**Task details**
Each entry below must be repeated exactly, with pictures left out.

<<<<

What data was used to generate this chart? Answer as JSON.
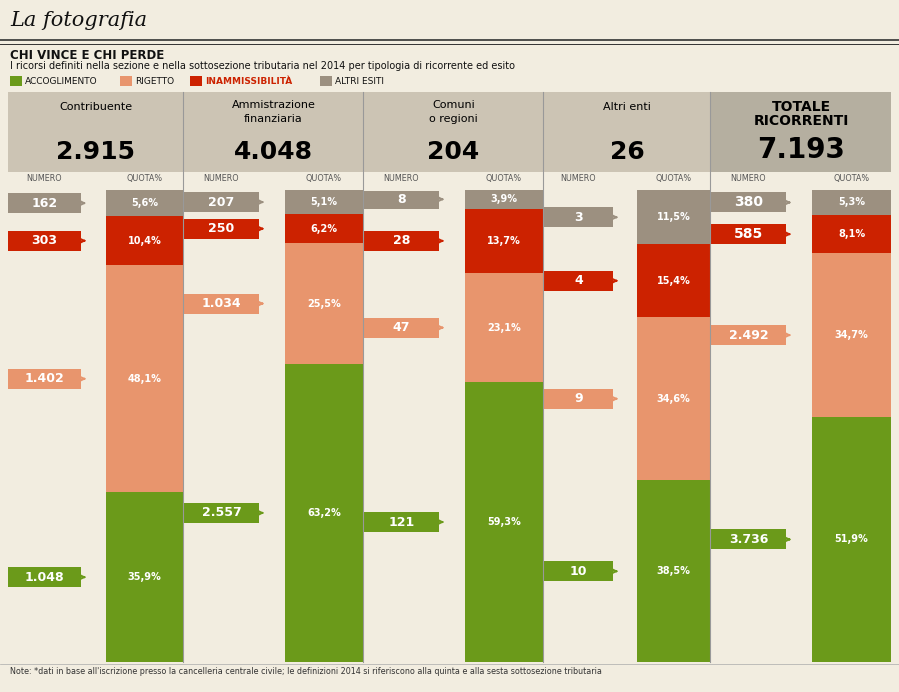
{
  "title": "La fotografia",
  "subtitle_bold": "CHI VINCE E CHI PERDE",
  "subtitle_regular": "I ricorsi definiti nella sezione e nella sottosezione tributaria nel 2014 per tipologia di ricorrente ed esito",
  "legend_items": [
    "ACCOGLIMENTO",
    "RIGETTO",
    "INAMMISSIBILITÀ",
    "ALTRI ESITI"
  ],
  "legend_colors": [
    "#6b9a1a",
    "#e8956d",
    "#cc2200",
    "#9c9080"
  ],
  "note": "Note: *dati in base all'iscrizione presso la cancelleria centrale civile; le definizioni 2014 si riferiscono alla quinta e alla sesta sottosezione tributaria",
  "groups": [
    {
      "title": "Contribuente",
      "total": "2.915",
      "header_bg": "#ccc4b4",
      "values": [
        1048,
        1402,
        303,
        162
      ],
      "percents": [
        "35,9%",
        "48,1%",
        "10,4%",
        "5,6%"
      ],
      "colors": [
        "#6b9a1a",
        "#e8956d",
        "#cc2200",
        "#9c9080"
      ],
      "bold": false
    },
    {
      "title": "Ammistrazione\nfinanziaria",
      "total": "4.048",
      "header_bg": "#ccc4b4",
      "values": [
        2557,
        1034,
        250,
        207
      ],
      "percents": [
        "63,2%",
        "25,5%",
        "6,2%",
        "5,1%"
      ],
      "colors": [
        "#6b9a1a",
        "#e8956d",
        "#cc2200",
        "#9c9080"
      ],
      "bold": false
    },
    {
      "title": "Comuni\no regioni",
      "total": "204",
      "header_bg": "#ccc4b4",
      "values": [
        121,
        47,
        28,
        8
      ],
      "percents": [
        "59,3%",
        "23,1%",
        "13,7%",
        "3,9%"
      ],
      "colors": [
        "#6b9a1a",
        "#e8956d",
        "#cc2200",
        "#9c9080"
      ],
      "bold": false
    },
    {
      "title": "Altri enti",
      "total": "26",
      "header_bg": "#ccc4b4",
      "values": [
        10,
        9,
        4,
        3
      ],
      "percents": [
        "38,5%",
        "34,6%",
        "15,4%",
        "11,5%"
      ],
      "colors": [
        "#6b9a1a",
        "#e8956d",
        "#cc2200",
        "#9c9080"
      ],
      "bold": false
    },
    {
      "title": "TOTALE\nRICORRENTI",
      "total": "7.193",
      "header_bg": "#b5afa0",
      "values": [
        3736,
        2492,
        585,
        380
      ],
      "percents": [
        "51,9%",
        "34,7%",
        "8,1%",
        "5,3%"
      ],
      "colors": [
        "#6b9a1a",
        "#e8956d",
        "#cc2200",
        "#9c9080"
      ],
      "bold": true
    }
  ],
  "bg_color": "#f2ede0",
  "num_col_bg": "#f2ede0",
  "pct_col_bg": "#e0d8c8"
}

>>>>

**Finished exercise**
What data was used to generate this chart? Answer as JSON.
{
  "title": "La fotografia",
  "subtitle_bold": "CHI VINCE E CHI PERDE",
  "subtitle_regular": "I ricorsi definiti nella sezione e nella sottosezione tributaria nel 2014 per tipologia di ricorrente ed esito",
  "legend_items": [
    "ACCOGLIMENTO",
    "RIGETTO",
    "INAMMISSIBILITÀ",
    "ALTRI ESITI"
  ],
  "legend_colors": [
    "#6b9a1a",
    "#e8956d",
    "#cc2200",
    "#9c9080"
  ],
  "note": "Note: *dati in base all'iscrizione presso la cancelleria centrale civile; le definizioni 2014 si riferiscono alla quinta e alla sesta sottosezione tributaria",
  "groups": [
    {
      "title": "Contribuente",
      "total": "2.915",
      "header_bg": "#ccc4b4",
      "values": [
        1048,
        1402,
        303,
        162
      ],
      "percents": [
        "35,9%",
        "48,1%",
        "10,4%",
        "5,6%"
      ],
      "colors": [
        "#6b9a1a",
        "#e8956d",
        "#cc2200",
        "#9c9080"
      ],
      "bold": false
    },
    {
      "title": "Ammistrazione\nfinanziaria",
      "total": "4.048",
      "header_bg": "#ccc4b4",
      "values": [
        2557,
        1034,
        250,
        207
      ],
      "percents": [
        "63,2%",
        "25,5%",
        "6,2%",
        "5,1%"
      ],
      "colors": [
        "#6b9a1a",
        "#e8956d",
        "#cc2200",
        "#9c9080"
      ],
      "bold": false
    },
    {
      "title": "Comuni\no regioni",
      "total": "204",
      "header_bg": "#ccc4b4",
      "values": [
        121,
        47,
        28,
        8
      ],
      "percents": [
        "59,3%",
        "23,1%",
        "13,7%",
        "3,9%"
      ],
      "colors": [
        "#6b9a1a",
        "#e8956d",
        "#cc2200",
        "#9c9080"
      ],
      "bold": false
    },
    {
      "title": "Altri enti",
      "total": "26",
      "header_bg": "#ccc4b4",
      "values": [
        10,
        9,
        4,
        3
      ],
      "percents": [
        "38,5%",
        "34,6%",
        "15,4%",
        "11,5%"
      ],
      "colors": [
        "#6b9a1a",
        "#e8956d",
        "#cc2200",
        "#9c9080"
      ],
      "bold": false
    },
    {
      "title": "TOTALE\nRICORRENTI",
      "total": "7.193",
      "header_bg": "#b5afa0",
      "values": [
        3736,
        2492,
        585,
        380
      ],
      "percents": [
        "51,9%",
        "34,7%",
        "8,1%",
        "5,3%"
      ],
      "colors": [
        "#6b9a1a",
        "#e8956d",
        "#cc2200",
        "#9c9080"
      ],
      "bold": true
    }
  ],
  "bg_color": "#f2ede0",
  "num_col_bg": "#f2ede0",
  "pct_col_bg": "#e0d8c8"
}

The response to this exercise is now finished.